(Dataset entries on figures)
______________________________

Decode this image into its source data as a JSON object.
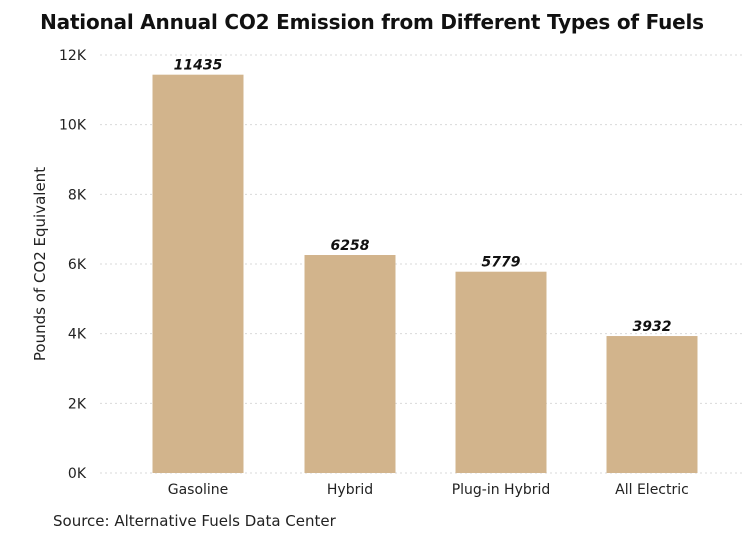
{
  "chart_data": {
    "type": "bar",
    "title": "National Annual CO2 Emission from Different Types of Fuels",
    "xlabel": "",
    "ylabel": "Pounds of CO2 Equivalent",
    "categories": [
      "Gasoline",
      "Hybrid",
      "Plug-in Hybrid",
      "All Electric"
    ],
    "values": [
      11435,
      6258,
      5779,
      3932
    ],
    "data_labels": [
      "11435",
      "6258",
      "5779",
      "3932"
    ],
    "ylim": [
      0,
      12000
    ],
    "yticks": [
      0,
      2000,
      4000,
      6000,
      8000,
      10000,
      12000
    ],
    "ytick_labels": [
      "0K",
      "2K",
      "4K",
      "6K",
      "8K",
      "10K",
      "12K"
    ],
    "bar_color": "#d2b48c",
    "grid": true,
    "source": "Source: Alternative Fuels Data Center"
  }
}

______________________________

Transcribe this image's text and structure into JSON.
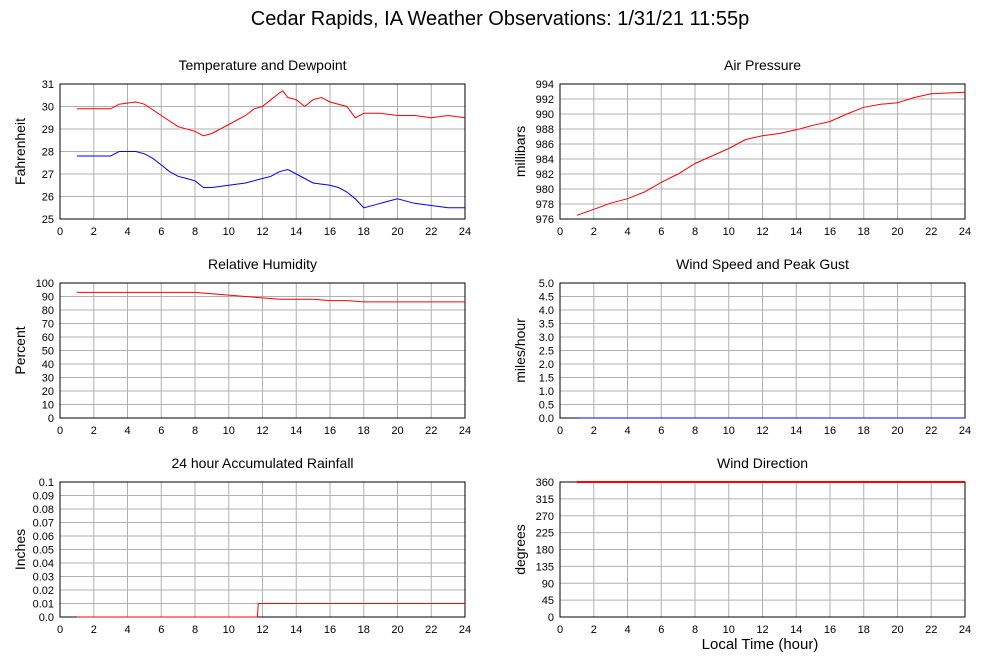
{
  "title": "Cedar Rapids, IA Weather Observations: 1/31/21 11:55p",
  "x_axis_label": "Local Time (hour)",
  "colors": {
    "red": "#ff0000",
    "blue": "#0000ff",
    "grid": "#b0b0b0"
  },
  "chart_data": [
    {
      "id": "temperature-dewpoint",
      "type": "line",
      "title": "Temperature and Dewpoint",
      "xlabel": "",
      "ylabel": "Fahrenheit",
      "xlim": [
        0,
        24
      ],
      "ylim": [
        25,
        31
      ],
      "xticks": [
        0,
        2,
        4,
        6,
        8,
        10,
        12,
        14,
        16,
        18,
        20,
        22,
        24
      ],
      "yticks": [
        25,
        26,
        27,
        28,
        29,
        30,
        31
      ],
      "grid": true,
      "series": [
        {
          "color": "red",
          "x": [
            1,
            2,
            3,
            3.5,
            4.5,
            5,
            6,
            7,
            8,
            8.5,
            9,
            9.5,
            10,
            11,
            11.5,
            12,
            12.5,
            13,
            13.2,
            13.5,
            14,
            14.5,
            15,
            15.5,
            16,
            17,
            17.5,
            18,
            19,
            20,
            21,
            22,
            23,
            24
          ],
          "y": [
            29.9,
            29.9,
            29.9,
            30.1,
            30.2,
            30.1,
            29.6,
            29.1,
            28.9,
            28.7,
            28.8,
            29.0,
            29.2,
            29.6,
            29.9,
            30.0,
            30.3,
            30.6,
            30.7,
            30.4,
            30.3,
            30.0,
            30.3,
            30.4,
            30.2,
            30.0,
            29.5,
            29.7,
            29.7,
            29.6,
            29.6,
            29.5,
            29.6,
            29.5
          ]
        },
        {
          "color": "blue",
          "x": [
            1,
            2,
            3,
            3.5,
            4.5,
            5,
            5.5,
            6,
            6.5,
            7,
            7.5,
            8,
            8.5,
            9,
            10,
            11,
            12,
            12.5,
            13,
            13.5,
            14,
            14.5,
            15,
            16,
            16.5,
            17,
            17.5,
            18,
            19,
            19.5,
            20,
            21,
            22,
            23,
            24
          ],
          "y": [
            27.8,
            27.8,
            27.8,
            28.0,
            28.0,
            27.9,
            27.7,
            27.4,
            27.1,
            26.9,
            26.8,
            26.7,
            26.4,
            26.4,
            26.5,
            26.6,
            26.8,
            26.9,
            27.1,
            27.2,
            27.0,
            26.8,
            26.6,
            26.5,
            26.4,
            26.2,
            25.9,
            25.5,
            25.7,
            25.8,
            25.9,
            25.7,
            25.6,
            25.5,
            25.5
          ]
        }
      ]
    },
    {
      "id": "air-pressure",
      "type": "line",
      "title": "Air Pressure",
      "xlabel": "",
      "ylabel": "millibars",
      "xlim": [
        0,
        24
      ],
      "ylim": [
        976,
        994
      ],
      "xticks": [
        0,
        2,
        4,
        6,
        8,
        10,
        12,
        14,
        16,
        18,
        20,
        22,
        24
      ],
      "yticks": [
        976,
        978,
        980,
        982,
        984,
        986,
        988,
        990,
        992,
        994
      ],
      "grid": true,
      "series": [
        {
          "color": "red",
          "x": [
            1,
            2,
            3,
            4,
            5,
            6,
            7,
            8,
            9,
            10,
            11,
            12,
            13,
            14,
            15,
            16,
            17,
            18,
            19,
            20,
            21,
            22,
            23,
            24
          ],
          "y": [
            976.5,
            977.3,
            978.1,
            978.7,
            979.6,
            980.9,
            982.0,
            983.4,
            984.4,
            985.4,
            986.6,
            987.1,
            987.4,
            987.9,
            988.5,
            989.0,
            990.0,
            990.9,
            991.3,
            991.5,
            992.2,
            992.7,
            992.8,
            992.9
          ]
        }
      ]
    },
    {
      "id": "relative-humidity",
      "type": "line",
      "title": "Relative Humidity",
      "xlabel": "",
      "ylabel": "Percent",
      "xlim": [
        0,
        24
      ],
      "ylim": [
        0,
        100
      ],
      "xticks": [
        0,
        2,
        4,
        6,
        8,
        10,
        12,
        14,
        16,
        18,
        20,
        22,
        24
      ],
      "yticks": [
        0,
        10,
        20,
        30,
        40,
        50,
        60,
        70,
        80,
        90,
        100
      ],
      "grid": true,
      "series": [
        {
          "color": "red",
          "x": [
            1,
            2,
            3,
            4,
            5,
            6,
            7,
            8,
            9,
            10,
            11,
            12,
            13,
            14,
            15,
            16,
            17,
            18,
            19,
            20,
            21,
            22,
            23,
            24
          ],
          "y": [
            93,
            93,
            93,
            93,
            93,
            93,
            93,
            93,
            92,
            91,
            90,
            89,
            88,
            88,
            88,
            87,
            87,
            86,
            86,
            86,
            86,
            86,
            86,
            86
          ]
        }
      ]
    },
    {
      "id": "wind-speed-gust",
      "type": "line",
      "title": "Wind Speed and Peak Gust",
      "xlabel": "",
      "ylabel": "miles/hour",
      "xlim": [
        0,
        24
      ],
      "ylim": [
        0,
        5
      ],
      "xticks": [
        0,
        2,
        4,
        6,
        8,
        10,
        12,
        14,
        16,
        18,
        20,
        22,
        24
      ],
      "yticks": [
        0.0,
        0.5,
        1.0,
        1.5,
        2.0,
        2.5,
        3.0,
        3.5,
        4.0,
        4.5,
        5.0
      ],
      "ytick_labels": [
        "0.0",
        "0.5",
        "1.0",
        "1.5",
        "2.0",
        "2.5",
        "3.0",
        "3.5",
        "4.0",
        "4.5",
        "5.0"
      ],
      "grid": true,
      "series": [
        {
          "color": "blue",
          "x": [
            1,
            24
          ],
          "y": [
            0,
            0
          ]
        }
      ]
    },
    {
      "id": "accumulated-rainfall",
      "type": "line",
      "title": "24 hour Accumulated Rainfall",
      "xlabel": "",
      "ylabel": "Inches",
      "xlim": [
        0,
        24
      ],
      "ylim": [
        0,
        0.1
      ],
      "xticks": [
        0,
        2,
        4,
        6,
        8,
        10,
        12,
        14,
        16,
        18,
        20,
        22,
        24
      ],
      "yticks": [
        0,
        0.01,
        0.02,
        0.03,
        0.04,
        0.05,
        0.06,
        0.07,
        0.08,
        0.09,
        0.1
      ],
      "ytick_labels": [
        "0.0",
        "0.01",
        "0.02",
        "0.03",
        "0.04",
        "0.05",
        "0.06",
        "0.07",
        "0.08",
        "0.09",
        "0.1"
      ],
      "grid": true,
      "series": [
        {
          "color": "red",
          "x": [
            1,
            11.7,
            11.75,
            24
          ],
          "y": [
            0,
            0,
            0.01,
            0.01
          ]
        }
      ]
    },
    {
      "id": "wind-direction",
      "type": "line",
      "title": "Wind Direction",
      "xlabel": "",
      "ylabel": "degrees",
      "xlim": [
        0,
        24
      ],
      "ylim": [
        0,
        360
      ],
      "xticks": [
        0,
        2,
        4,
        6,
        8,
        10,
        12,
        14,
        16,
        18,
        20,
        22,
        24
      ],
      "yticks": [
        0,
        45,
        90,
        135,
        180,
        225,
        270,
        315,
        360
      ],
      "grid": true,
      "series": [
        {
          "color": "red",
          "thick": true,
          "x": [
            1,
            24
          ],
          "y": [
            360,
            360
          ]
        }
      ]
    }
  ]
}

______________________________

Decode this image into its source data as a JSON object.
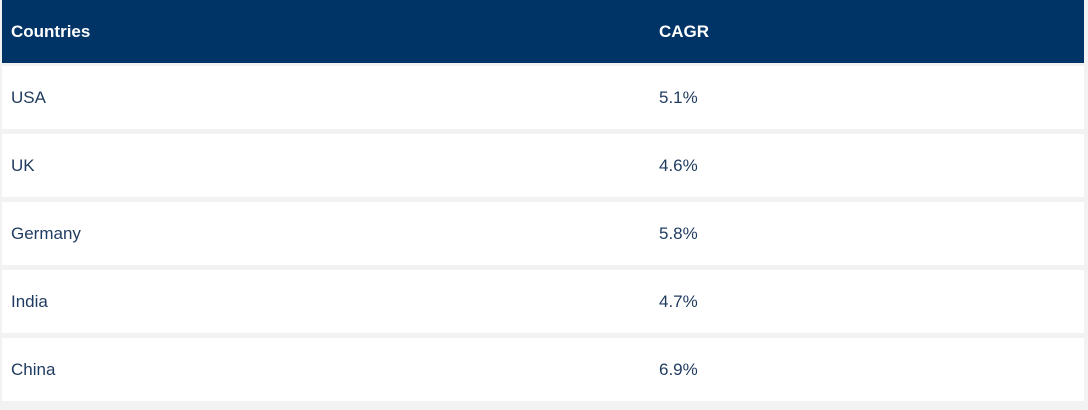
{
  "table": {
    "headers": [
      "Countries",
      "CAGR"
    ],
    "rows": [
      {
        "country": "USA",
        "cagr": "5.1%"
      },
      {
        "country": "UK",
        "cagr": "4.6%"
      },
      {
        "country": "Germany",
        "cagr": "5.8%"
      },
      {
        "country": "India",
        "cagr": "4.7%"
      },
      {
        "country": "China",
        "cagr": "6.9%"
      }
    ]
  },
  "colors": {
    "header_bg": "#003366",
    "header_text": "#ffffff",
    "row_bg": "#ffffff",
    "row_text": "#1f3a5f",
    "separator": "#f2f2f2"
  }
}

______________________________

Written exercise ->
Pull out every line in the material above where "country" occurs.

Answer for this exercise ->
        "country": "USA",
        "country": "UK",
        "country": "Germany",
        "country": "India",
        "country": "China",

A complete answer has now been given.